Excerpts from a figure dataset ::
______
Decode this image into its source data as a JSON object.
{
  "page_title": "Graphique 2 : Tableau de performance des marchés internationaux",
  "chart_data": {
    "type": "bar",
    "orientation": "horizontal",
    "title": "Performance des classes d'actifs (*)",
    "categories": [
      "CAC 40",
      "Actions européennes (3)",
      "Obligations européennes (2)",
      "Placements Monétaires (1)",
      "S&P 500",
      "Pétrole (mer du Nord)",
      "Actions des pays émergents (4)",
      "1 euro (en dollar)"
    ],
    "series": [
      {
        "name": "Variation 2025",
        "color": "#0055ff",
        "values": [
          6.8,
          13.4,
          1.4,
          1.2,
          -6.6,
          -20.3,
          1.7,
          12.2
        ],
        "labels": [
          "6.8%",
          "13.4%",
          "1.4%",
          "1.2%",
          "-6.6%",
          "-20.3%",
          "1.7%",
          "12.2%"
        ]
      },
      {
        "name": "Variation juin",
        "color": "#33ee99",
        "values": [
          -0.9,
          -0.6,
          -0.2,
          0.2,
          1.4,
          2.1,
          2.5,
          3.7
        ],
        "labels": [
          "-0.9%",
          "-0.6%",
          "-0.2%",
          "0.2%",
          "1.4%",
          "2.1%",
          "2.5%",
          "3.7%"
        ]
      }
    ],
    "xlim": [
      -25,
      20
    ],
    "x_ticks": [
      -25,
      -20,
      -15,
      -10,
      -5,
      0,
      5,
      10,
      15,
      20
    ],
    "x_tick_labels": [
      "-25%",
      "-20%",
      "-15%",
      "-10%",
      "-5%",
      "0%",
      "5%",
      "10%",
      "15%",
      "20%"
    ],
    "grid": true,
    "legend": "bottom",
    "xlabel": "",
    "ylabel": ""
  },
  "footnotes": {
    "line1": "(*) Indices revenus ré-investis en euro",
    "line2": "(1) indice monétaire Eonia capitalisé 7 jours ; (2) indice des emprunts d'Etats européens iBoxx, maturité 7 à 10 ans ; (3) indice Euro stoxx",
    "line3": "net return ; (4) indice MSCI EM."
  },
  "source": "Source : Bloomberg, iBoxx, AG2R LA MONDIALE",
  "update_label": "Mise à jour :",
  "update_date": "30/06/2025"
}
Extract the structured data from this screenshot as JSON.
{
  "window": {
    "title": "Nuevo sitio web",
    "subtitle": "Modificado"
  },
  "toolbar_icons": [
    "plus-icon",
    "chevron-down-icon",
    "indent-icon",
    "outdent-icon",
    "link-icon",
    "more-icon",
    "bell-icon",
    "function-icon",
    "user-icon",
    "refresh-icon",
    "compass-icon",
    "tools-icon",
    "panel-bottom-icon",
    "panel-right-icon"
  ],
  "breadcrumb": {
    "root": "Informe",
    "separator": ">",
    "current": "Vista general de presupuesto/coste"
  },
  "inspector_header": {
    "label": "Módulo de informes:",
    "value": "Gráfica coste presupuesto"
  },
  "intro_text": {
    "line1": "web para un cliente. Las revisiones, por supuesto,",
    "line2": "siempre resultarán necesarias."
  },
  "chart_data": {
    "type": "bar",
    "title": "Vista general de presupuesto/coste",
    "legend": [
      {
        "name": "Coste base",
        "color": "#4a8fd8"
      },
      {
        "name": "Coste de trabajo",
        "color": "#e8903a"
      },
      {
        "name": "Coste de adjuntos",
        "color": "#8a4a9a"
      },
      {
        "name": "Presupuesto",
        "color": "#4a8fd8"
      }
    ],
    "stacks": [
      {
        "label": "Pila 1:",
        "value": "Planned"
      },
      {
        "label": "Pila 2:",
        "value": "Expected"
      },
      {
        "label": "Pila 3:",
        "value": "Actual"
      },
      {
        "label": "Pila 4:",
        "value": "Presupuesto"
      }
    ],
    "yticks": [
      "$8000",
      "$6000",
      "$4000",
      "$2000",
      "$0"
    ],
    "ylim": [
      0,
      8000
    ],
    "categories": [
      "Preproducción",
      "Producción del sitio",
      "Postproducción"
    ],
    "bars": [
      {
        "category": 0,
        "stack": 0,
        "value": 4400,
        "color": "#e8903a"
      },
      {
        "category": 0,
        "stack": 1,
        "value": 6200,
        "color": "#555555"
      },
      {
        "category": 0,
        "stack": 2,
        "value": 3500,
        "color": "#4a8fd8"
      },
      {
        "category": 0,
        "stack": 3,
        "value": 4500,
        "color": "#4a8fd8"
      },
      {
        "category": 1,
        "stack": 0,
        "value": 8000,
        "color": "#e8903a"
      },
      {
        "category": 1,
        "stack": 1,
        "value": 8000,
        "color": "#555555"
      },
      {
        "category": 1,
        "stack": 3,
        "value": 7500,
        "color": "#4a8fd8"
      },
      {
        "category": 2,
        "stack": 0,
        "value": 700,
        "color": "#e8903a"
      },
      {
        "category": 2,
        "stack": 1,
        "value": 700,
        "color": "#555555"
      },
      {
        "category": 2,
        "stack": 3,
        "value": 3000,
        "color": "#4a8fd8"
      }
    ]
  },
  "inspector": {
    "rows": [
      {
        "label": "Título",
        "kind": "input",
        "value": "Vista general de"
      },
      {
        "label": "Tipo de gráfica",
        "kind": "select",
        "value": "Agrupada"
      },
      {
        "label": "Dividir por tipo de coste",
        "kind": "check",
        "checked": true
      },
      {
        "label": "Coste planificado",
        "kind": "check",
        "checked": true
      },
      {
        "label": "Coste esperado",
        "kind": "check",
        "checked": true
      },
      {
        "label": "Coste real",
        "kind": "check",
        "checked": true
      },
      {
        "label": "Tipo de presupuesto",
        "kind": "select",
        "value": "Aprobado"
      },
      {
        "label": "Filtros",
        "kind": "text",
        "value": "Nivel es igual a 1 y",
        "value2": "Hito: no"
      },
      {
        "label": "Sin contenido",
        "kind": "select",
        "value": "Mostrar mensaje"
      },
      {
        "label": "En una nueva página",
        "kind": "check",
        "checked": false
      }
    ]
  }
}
______
TASK TO COMPLETE :: Repeat every record exactly as written, please.

SOLUTION FOR THIS EXERCISE ::
Decode this image into its source data as a JSON object.
{
  "page_title": "Graphique 2 : Tableau de performance des marchés internationaux",
  "chart_data": {
    "type": "bar",
    "orientation": "horizontal",
    "title": "Performance des classes d'actifs (*)",
    "categories": [
      "CAC 40",
      "Actions européennes (3)",
      "Obligations européennes (2)",
      "Placements Monétaires (1)",
      "S&P 500",
      "Pétrole (mer du Nord)",
      "Actions des pays émergents (4)",
      "1 euro (en dollar)"
    ],
    "series": [
      {
        "name": "Variation 2025",
        "color": "#0055ff",
        "values": [
          6.8,
          13.4,
          1.4,
          1.2,
          -6.6,
          -20.3,
          1.7,
          12.2
        ],
        "labels": [
          "6.8%",
          "13.4%",
          "1.4%",
          "1.2%",
          "-6.6%",
          "-20.3%",
          "1.7%",
          "12.2%"
        ]
      },
      {
        "name": "Variation juin",
        "color": "#33ee99",
        "values": [
          -0.9,
          -0.6,
          -0.2,
          0.2,
          1.4,
          2.1,
          2.5,
          3.7
        ],
        "labels": [
          "-0.9%",
          "-0.6%",
          "-0.2%",
          "0.2%",
          "1.4%",
          "2.1%",
          "2.5%",
          "3.7%"
        ]
      }
    ],
    "xlim": [
      -25,
      20
    ],
    "x_ticks": [
      -25,
      -20,
      -15,
      -10,
      -5,
      0,
      5,
      10,
      15,
      20
    ],
    "x_tick_labels": [
      "-25%",
      "-20%",
      "-15%",
      "-10%",
      "-5%",
      "0%",
      "5%",
      "10%",
      "15%",
      "20%"
    ],
    "grid": true,
    "legend": "bottom",
    "xlabel": "",
    "ylabel": ""
  },
  "footnotes": {
    "line1": "(*) Indices revenus ré-investis en euro",
    "line2": "(1) indice monétaire Eonia capitalisé 7 jours ; (2) indice des emprunts d'Etats européens iBoxx, maturité 7 à 10 ans ; (3) indice Euro stoxx",
    "line3": "net return ; (4) indice MSCI EM."
  },
  "source": "Source : Bloomberg, iBoxx, AG2R LA MONDIALE",
  "update_label": "Mise à jour :",
  "update_date": "30/06/2025"
}
Extract the structured data from this screenshot as JSON.
{
  "window": {
    "title": "Nuevo sitio web",
    "subtitle": "Modificado"
  },
  "toolbar_icons": [
    "plus-icon",
    "chevron-down-icon",
    "indent-icon",
    "outdent-icon",
    "link-icon",
    "more-icon",
    "bell-icon",
    "function-icon",
    "user-icon",
    "refresh-icon",
    "compass-icon",
    "tools-icon",
    "panel-bottom-icon",
    "panel-right-icon"
  ],
  "breadcrumb": {
    "root": "Informe",
    "separator": ">",
    "current": "Vista general de presupuesto/coste"
  },
  "inspector_header": {
    "label": "Módulo de informes:",
    "value": "Gráfica coste presupuesto"
  },
  "intro_text": {
    "line1": "web para un cliente. Las revisiones, por supuesto,",
    "line2": "siempre resultarán necesarias."
  },
  "chart_data": {
    "type": "bar",
    "title": "Vista general de presupuesto/coste",
    "legend": [
      {
        "name": "Coste base",
        "color": "#4a8fd8"
      },
      {
        "name": "Coste de trabajo",
        "color": "#e8903a"
      },
      {
        "name": "Coste de adjuntos",
        "color": "#8a4a9a"
      },
      {
        "name": "Presupuesto",
        "color": "#4a8fd8"
      }
    ],
    "stacks": [
      {
        "label": "Pila 1:",
        "value": "Planned"
      },
      {
        "label": "Pila 2:",
        "value": "Expected"
      },
      {
        "label": "Pila 3:",
        "value": "Actual"
      },
      {
        "label": "Pila 4:",
        "value": "Presupuesto"
      }
    ],
    "yticks": [
      "$8000",
      "$6000",
      "$4000",
      "$2000",
      "$0"
    ],
    "ylim": [
      0,
      8000
    ],
    "categories": [
      "Preproducción",
      "Producción del sitio",
      "Postproducción"
    ],
    "bars": [
      {
        "category": 0,
        "stack": 0,
        "value": 4400,
        "color": "#e8903a"
      },
      {
        "category": 0,
        "stack": 1,
        "value": 6200,
        "color": "#555555"
      },
      {
        "category": 0,
        "stack": 2,
        "value": 3500,
        "color": "#4a8fd8"
      },
      {
        "category": 0,
        "stack": 3,
        "value": 4500,
        "color": "#4a8fd8"
      },
      {
        "category": 1,
        "stack": 0,
        "value": 8000,
        "color": "#e8903a"
      },
      {
        "category": 1,
        "stack": 1,
        "value": 8000,
        "color": "#555555"
      },
      {
        "category": 1,
        "stack": 3,
        "value": 7500,
        "color": "#4a8fd8"
      },
      {
        "category": 2,
        "stack": 0,
        "value": 700,
        "color": "#e8903a"
      },
      {
        "category": 2,
        "stack": 1,
        "value": 700,
        "color": "#555555"
      },
      {
        "category": 2,
        "stack": 3,
        "value": 3000,
        "color": "#4a8fd8"
      }
    ]
  },
  "inspector": {
    "rows": [
      {
        "label": "Título",
        "kind": "input",
        "value": "Vista general de"
      },
      {
        "label": "Tipo de gráfica",
        "kind": "select",
        "value": "Agrupada"
      },
      {
        "label": "Dividir por tipo de coste",
        "kind": "check",
        "checked": true
      },
      {
        "label": "Coste planificado",
        "kind": "check",
        "checked": true
      },
      {
        "label": "Coste esperado",
        "kind": "check",
        "checked": true
      },
      {
        "label": "Coste real",
        "kind": "check",
        "checked": true
      },
      {
        "label": "Tipo de presupuesto",
        "kind": "select",
        "value": "Aprobado"
      },
      {
        "label": "Filtros",
        "kind": "text",
        "value": "Nivel es igual a 1 y",
        "value2": "Hito: no"
      },
      {
        "label": "Sin contenido",
        "kind": "select",
        "value": "Mostrar mensaje"
      },
      {
        "label": "En una nueva página",
        "kind": "check",
        "checked": false
      }
    ]
  }
}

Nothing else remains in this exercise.